— Stated task —
Every record should be written out exactly, please.

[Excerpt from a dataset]
--------------------------------------------------

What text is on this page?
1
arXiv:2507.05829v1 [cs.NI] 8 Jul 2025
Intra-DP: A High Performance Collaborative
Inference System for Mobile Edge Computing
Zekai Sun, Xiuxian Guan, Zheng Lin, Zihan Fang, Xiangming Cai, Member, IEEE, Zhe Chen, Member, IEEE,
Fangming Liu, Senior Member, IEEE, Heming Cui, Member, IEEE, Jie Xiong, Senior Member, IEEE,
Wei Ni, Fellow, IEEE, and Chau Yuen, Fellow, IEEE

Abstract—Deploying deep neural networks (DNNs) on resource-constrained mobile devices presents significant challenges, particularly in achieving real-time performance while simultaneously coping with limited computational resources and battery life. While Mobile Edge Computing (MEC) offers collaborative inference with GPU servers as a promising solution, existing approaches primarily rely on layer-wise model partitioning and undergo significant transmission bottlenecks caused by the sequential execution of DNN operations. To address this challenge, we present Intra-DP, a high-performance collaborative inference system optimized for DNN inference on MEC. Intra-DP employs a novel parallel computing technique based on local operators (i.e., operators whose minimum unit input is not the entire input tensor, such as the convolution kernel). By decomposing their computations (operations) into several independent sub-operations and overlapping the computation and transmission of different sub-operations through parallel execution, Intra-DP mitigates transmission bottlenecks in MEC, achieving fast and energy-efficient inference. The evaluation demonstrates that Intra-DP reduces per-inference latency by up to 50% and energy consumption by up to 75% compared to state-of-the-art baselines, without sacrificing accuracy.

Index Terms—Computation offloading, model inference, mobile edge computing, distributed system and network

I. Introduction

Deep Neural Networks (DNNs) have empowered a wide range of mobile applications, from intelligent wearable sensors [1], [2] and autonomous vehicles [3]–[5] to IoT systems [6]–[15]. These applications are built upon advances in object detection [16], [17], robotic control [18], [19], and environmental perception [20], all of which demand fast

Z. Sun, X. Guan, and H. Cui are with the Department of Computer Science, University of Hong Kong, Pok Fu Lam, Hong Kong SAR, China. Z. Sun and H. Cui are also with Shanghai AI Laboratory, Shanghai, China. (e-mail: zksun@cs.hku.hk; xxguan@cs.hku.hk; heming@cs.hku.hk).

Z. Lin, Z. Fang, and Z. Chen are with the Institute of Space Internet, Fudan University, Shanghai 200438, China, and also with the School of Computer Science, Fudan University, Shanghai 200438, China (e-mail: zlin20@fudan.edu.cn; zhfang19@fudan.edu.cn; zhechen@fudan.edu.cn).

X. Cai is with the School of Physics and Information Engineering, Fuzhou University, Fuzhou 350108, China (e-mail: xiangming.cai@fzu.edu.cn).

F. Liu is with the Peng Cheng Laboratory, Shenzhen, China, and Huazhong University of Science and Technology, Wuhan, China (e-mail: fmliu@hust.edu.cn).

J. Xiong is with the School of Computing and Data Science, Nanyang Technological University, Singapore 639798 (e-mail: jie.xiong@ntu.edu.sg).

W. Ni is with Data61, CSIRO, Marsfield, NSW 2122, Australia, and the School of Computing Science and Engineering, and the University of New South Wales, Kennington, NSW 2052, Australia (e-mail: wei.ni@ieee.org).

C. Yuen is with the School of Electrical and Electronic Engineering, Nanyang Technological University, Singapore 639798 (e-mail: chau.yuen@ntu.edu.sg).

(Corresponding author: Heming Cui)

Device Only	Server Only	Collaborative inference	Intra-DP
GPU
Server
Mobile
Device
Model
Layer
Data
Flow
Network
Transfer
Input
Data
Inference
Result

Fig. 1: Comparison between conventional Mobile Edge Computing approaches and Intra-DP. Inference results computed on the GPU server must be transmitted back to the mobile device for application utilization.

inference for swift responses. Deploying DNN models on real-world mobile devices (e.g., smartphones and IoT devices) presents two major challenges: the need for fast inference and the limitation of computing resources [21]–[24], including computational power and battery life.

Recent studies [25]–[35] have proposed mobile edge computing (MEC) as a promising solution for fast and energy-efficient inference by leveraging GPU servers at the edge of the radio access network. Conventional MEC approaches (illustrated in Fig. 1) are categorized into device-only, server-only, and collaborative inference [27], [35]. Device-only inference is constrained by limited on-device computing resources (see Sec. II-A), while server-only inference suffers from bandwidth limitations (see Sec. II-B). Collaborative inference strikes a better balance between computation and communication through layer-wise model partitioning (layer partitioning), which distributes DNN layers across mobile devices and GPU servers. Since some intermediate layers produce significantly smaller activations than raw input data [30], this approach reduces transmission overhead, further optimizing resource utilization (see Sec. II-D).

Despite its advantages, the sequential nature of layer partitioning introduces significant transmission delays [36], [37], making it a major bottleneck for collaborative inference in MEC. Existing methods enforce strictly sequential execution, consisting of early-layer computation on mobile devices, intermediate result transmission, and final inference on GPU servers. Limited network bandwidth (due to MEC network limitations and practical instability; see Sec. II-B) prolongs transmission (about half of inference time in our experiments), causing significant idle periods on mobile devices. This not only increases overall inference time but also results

--------------------------------------------------

— Finished task —
What text is on this page?
1
arXiv:2507.05829v1 [cs.NI] 8 Jul 2025
Intra-DP: A High Performance Collaborative
Inference System for Mobile Edge Computing
Zekai Sun, Xiuxian Guan, Zheng Lin, Zihan Fang, Xiangming Cai, Member, IEEE, Zhe Chen, Member, IEEE,
Fangming Liu, Senior Member, IEEE, Heming Cui, Member, IEEE, Jie Xiong, Senior Member, IEEE,
Wei Ni, Fellow, IEEE, and Chau Yuen, Fellow, IEEE

Abstract—Deploying deep neural networks (DNNs) on resource-constrained mobile devices presents significant challenges, particularly in achieving real-time performance while simultaneously coping with limited computational resources and battery life. While Mobile Edge Computing (MEC) offers collaborative inference with GPU servers as a promising solution, existing approaches primarily rely on layer-wise model partitioning and undergo significant transmission bottlenecks caused by the sequential execution of DNN operations. To address this challenge, we present Intra-DP, a high-performance collaborative inference system optimized for DNN inference on MEC. Intra-DP employs a novel parallel computing technique based on local operators (i.e., operators whose minimum unit input is not the entire input tensor, such as the convolution kernel). By decomposing their computations (operations) into several independent sub-operations and overlapping the computation and transmission of different sub-operations through parallel execution, Intra-DP mitigates transmission bottlenecks in MEC, achieving fast and energy-efficient inference. The evaluation demonstrates that Intra-DP reduces per-inference latency by up to 50% and energy consumption by up to 75% compared to state-of-the-art baselines, without sacrificing accuracy.

Index Terms—Computation offloading, model inference, mobile edge computing, distributed system and network

I. Introduction

Deep Neural Networks (DNNs) have empowered a wide range of mobile applications, from intelligent wearable sensors [1], [2] and autonomous vehicles [3]–[5] to IoT systems [6]–[15]. These applications are built upon advances in object detection [16], [17], robotic control [18], [19], and environmental perception [20], all of which demand fast

Z. Sun, X. Guan, and H. Cui are with the Department of Computer Science, University of Hong Kong, Pok Fu Lam, Hong Kong SAR, China. Z. Sun and H. Cui are also with Shanghai AI Laboratory, Shanghai, China. (e-mail: zksun@cs.hku.hk; xxguan@cs.hku.hk; heming@cs.hku.hk).

Z. Lin, Z. Fang, and Z. Chen are with the Institute of Space Internet, Fudan University, Shanghai 200438, China, and also with the School of Computer Science, Fudan University, Shanghai 200438, China (e-mail: zlin20@fudan.edu.cn; zhfang19@fudan.edu.cn; zhechen@fudan.edu.cn).

X. Cai is with the School of Physics and Information Engineering, Fuzhou University, Fuzhou 350108, China (e-mail: xiangming.cai@fzu.edu.cn).

F. Liu is with the Peng Cheng Laboratory, Shenzhen, China, and Huazhong University of Science and Technology, Wuhan, China (e-mail: fmliu@hust.edu.cn).

J. Xiong is with the School of Computing and Data Science, Nanyang Technological University, Singapore 639798 (e-mail: jie.xiong@ntu.edu.sg).

W. Ni is with Data61, CSIRO, Marsfield, NSW 2122, Australia, and the School of Computing Science and Engineering, and the University of New South Wales, Kennington, NSW 2052, Australia (e-mail: wei.ni@ieee.org).

C. Yuen is with the School of Electrical and Electronic Engineering, Nanyang Technological University, Singapore 639798 (e-mail: chau.yuen@ntu.edu.sg).

(Corresponding author: Heming Cui)

Device Only	Server Only	Collaborative inference	Intra-DP
GPU
Server
Mobile
Device
Model
Layer
Data
Flow
Network
Transfer
Input
Data
Inference
Result

Fig. 1: Comparison between conventional Mobile Edge Computing approaches and Intra-DP. Inference results computed on the GPU server must be transmitted back to the mobile device for application utilization.

inference for swift responses. Deploying DNN models on real-world mobile devices (e.g., smartphones and IoT devices) presents two major challenges: the need for fast inference and the limitation of computing resources [21]–[24], including computational power and battery life.

Recent studies [25]–[35] have proposed mobile edge computing (MEC) as a promising solution for fast and energy-efficient inference by leveraging GPU servers at the edge of the radio access network. Conventional MEC approaches (illustrated in Fig. 1) are categorized into device-only, server-only, and collaborative inference [27], [35]. Device-only inference is constrained by limited on-device computing resources (see Sec. II-A), while server-only inference suffers from bandwidth limitations (see Sec. II-B). Collaborative inference strikes a better balance between computation and communication through layer-wise model partitioning (layer partitioning), which distributes DNN layers across mobile devices and GPU servers. Since some intermediate layers produce significantly smaller activations than raw input data [30], this approach reduces transmission overhead, further optimizing resource utilization (see Sec. II-D).

Despite its advantages, the sequential nature of layer partitioning introduces significant transmission delays [36], [37], making it a major bottleneck for collaborative inference in MEC. Existing methods enforce strictly sequential execution, consisting of early-layer computation on mobile devices, intermediate result transmission, and final inference on GPU servers. Limited network bandwidth (due to MEC network limitations and practical instability; see Sec. II-B) prolongs transmission (about half of inference time in our experiments), causing significant idle periods on mobile devices. This not only increases overall inference time but also results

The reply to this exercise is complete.